Texto proporcionado =>
========================

# fare finta



## azulines

como se puede traducir:

*facciamo finta* che gli aerei non esistono

gracias


----------



## irene.acler

Mi intento:
Hacemos como que los aéreos no existen.


----------



## kolya97

Yo diría “hagamos como si no existieran”, aunque convendría saber el contexto.


----------



## azulines

gracias; me parece entonces que no existe una forma equivalente en espanol.
si por ejemplo quiero decir:
*Mario sta facendo finta di dormire* 
como lo puedo traducir?


----------



## Alva_1992

Io direi:

"Mario hace ver que duerme"


----------



## irene.acler

He encontrado el verbo "aparentar" con este sentido...se usa? Y si se usa, cómo se usa?


----------



## kolya97

Y yo: "Mario se está haciendo (se hace) el dormido".


----------



## Silvia10975

Si digo: "Mario hace (está haciendo) como si durmiera" ¿es correcto?


----------



## kolya97

s10975 said:


> Si digo: "Mario hace (está haciendo) como si durmiera" ¿es correcto?


 
Sí es correcto, pero no lo diría


----------



## Like an Angel

irene.acler said:


> He encontrado el verbo "aparentar" con este sentido...se usa? Y si se usa, cómo se usa?


 
Mario aparenta/simula estar dormido.


----------



## irene.acler

Gracias, Like an Angel!
Es un verbo que se usa bastante?


----------



## Like an Angel

¡Por nada! 

En ese sentido no es muy usado, en cambio el uso de su adverbio sí es más frecuente:

A: ¿Cómo ingresaron los ladrones al banco?
B: Aparentemente perforaron un pared.

A: Vendimos toda la reserva.
B: Aparentemente sí, pero hasta que la operación no esté confirmada no me quedo tranquila.

El aparentar se usa para expresiones relacionadas a la edad:

A: ¿Cuántos años tenés?
B: 31
A: ¿¡Eh!? Aparentás muchos menos (o muchos más depende la diplomacia y sinceridad del interlocutor )


----------



## irene.acler

Ah, perfecto. Ahora entiendo, muchas gracias por tu explicación.
Es más, no sabía, o por lo menos no me había dado cuenta de que el adverbio "aparentemente" procede del verbo "aparentar"!


----------



## Like an Angel

Ho fatto una topica!! 

No proviene del verbo aparentar, sino del adjetivo aparente y de este proviene el verbo aparentar, scusa


----------



## irene.acler

Ahahaha, una topica, muy bien

Gracias de todos modos!


----------



## dinube

hola, 
"fare finta" significa todo eso, hacerse el-, hacer como si, aparentar, simular y tambien *fingir,* que viene de la misma raiz


----------



## Dublin

Hola.

Por ejemplo, la canción "L'apparenza" de Lucio Battisti comienza con la frase "Quindi *facendo finta* che non sai parlare...".

Creo que podría traducirse al español como "Así que *fingiendo* que no sabes hablar...".

========================

Tarea breve A =>
Transcribe del texto todo lo que va desde «B: Aparentemente sí, pero» hasta «A: ¿Cuántos años tenés?».
Tarea breve B =>
¿Qué equivalentes en español de «fare finta» enumera dinube en el texto?
Tarea breve C =>
Según la corrección final de Like an Angel en el texto, ¿de qué palabra proviene el adverbio «aparentemente»?
Para responder, básate solo en el texto.

Listados de regiones y etiquetas:
========================

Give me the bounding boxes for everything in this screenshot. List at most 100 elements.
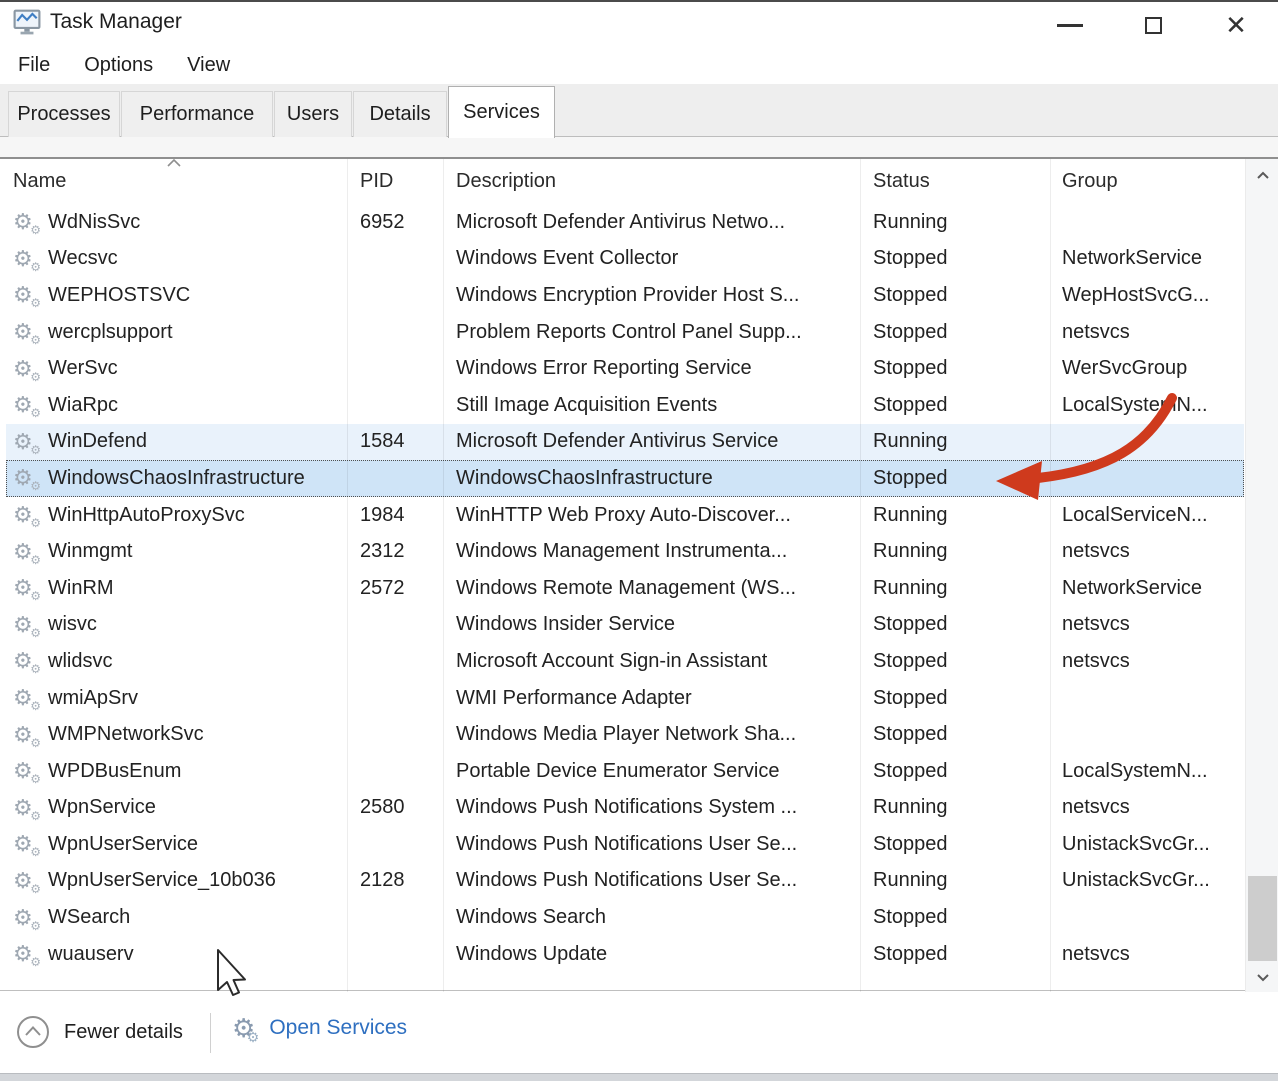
service-gear-icon: ⚙ (13, 687, 39, 709)
tab-performance[interactable]: Performance (121, 91, 273, 137)
service-gear-icon: ⚙ (13, 907, 39, 929)
column-header-name[interactable]: Name (13, 159, 66, 204)
service-status: Stopped (873, 680, 1045, 717)
service-description: Windows Push Notifications System ... (456, 790, 858, 827)
service-group: NetworkService (1062, 570, 1242, 607)
service-group (1062, 680, 1242, 717)
service-description: Windows Error Reporting Service (456, 350, 858, 387)
table-row[interactable]: ⚙ WPDBusEnum Portable Device Enumerator … (0, 753, 1245, 790)
menu-options[interactable]: Options (78, 50, 159, 81)
service-name: Winmgmt (48, 540, 132, 563)
service-status: Stopped (873, 899, 1045, 936)
service-description: Microsoft Account Sign-in Assistant (456, 643, 858, 680)
service-rows: ⚙ WdNisSvc 6952 Microsoft Defender Antiv… (0, 204, 1245, 972)
service-description: Windows Insider Service (456, 607, 858, 644)
service-group (1062, 716, 1242, 753)
table-row[interactable]: ⚙ WinHttpAutoProxySvc 1984 WinHTTP Web P… (0, 497, 1245, 534)
fewer-details-button[interactable]: Fewer details (16, 1015, 183, 1049)
service-group: LocalSystemN... (1062, 387, 1242, 424)
service-name: WinRM (48, 577, 114, 600)
service-name: wuauserv (48, 943, 134, 966)
table-row[interactable]: ⚙ WpnUserService_10b036 2128 Windows Pus… (0, 863, 1245, 900)
close-button[interactable]: ✕ (1203, 4, 1269, 46)
tab-details[interactable]: Details (353, 91, 447, 137)
service-gear-icon: ⚙ (13, 358, 39, 380)
tab-services[interactable]: Services (448, 86, 555, 138)
service-pid (360, 680, 440, 717)
column-header-group[interactable]: Group (1062, 159, 1118, 204)
column-header-status[interactable]: Status (873, 159, 930, 204)
service-group: WerSvcGroup (1062, 350, 1242, 387)
service-gear-icon: ⚙ (13, 394, 39, 416)
service-group: LocalSystemN... (1062, 753, 1242, 790)
menu-view[interactable]: View (181, 50, 236, 81)
service-pid (360, 607, 440, 644)
service-pid: 2572 (360, 570, 440, 607)
service-status: Running (873, 863, 1045, 900)
service-status: Running (873, 497, 1045, 534)
service-status: Stopped (873, 716, 1045, 753)
service-name: WpnUserService (48, 833, 198, 856)
table-row[interactable]: ⚙ WindowsChaosInfrastructure WindowsChao… (0, 460, 1245, 497)
service-status: Running (873, 204, 1045, 241)
service-status: Running (873, 570, 1045, 607)
tab-label: Details (369, 103, 430, 126)
table-row[interactable]: ⚙ WEPHOSTSVC Windows Encryption Provider… (0, 277, 1245, 314)
service-description: Windows Push Notifications User Se... (456, 826, 858, 863)
table-row[interactable]: ⚙ WSearch Windows Search Stopped (0, 899, 1245, 936)
service-gear-icon: ⚙ (13, 833, 39, 855)
menu-file[interactable]: File (12, 50, 56, 81)
table-row[interactable]: ⚙ WerSvc Windows Error Reporting Service… (0, 350, 1245, 387)
table-row[interactable]: ⚙ WinDefend 1584 Microsoft Defender Anti… (0, 424, 1245, 461)
service-gear-icon: ⚙ (13, 211, 39, 233)
table-row[interactable]: ⚙ WiaRpc Still Image Acquisition Events … (0, 387, 1245, 424)
service-group: netsvcs (1062, 643, 1242, 680)
service-name: WSearch (48, 906, 130, 929)
table-row[interactable]: ⚙ wuauserv Windows Update Stopped netsvc… (0, 936, 1245, 973)
service-group: WepHostSvcG... (1062, 277, 1242, 314)
service-group: netsvcs (1062, 314, 1242, 351)
tab-users[interactable]: Users (274, 91, 352, 137)
service-status: Stopped (873, 643, 1045, 680)
table-row[interactable]: ⚙ WdNisSvc 6952 Microsoft Defender Antiv… (0, 204, 1245, 241)
chevron-up-icon (1255, 169, 1271, 181)
table-row[interactable]: ⚙ wisvc Windows Insider Service Stopped … (0, 607, 1245, 644)
service-group: netsvcs (1062, 533, 1242, 570)
table-row[interactable]: ⚙ WMPNetworkSvc Windows Media Player Net… (0, 716, 1245, 753)
service-group: UnistackSvcGr... (1062, 826, 1242, 863)
service-description: Windows Event Collector (456, 241, 858, 278)
service-status: Stopped (873, 387, 1045, 424)
table-row[interactable]: ⚙ WpnService 2580 Windows Push Notificat… (0, 790, 1245, 827)
column-header-pid[interactable]: PID (360, 159, 393, 204)
table-row[interactable]: ⚙ WpnUserService Windows Push Notificati… (0, 826, 1245, 863)
scroll-up-button[interactable] (1246, 159, 1278, 190)
service-gear-icon: ⚙ (13, 284, 39, 306)
column-header-description[interactable]: Description (456, 159, 556, 204)
service-gear-icon: ⚙ (13, 577, 39, 599)
service-name: wisvc (48, 613, 97, 636)
task-manager-app-icon (13, 8, 41, 36)
service-description: Windows Remote Management (WS... (456, 570, 858, 607)
table-row[interactable]: ⚙ wlidsvc Microsoft Account Sign-in Assi… (0, 643, 1245, 680)
close-icon: ✕ (1225, 12, 1247, 38)
minimize-button[interactable] (1037, 4, 1103, 46)
title-bar: Task Manager ✕ (0, 4, 1278, 46)
service-status: Running (873, 533, 1045, 570)
service-status: Stopped (873, 350, 1045, 387)
table-row[interactable]: ⚙ wmiApSrv WMI Performance Adapter Stopp… (0, 680, 1245, 717)
open-services-link[interactable]: ⚙ Open Services (232, 1015, 407, 1041)
service-pid (360, 460, 440, 497)
vertical-scrollbar[interactable] (1245, 159, 1278, 992)
table-row[interactable]: ⚙ Winmgmt 2312 Windows Management Instru… (0, 533, 1245, 570)
service-group: netsvcs (1062, 936, 1242, 973)
maximize-button[interactable] (1120, 4, 1186, 46)
service-pid (360, 350, 440, 387)
tab-processes[interactable]: Processes (8, 91, 120, 137)
scrollbar-thumb[interactable] (1248, 876, 1277, 961)
table-row[interactable]: ⚙ Wecsvc Windows Event Collector Stopped… (0, 241, 1245, 278)
service-name: WMPNetworkSvc (48, 723, 204, 746)
scroll-down-button[interactable] (1246, 961, 1278, 992)
table-row[interactable]: ⚙ WinRM 2572 Windows Remote Management (… (0, 570, 1245, 607)
service-pid (360, 277, 440, 314)
table-row[interactable]: ⚙ wercplsupport Problem Reports Control … (0, 314, 1245, 351)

========================

Respuesta A =>
B: Aparentemente sí, pero hasta que la operación no esté confirmada no me quedo tranquila.

El aparentar se usa para expresiones relacionadas a la edad:

A: ¿Cuántos años tenés?

Respuesta B =>
Hacerse el-, hacer como si, aparentar, simular y fingir.

Respuesta C =>
Del adjetivo «aparente».